Problem description: Locate every line below that contains the word "TELA" and copy it.

Entries supplied:
◆ ◆ ◆ ◆ ◆

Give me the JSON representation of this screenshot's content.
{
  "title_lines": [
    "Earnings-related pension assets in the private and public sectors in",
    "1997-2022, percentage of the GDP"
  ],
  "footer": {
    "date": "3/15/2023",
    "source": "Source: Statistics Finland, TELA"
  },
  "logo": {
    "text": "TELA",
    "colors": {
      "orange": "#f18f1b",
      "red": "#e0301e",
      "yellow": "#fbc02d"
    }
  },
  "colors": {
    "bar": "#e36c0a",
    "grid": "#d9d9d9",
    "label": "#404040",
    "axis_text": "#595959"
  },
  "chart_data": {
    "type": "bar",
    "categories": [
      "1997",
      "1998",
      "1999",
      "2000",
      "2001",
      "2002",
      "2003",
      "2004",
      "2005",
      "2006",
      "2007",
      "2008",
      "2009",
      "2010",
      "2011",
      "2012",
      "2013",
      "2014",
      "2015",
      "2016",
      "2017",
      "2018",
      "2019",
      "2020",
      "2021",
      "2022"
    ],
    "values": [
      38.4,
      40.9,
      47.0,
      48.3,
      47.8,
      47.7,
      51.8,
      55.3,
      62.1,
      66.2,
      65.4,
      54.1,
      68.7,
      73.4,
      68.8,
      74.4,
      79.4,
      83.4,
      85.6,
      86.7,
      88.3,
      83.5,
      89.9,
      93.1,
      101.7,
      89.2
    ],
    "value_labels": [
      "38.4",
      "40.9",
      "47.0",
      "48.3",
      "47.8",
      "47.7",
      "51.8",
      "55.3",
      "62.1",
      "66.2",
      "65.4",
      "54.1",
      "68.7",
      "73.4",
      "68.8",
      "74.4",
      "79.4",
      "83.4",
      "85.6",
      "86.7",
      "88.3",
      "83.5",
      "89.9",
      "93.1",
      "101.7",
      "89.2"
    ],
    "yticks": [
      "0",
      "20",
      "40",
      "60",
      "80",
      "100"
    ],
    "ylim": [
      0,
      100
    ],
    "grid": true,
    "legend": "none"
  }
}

◆ ◆ ◆ ◆ ◆

The response:
    "source": "Source: Statistics Finland, TELA"
    "text": "TELA",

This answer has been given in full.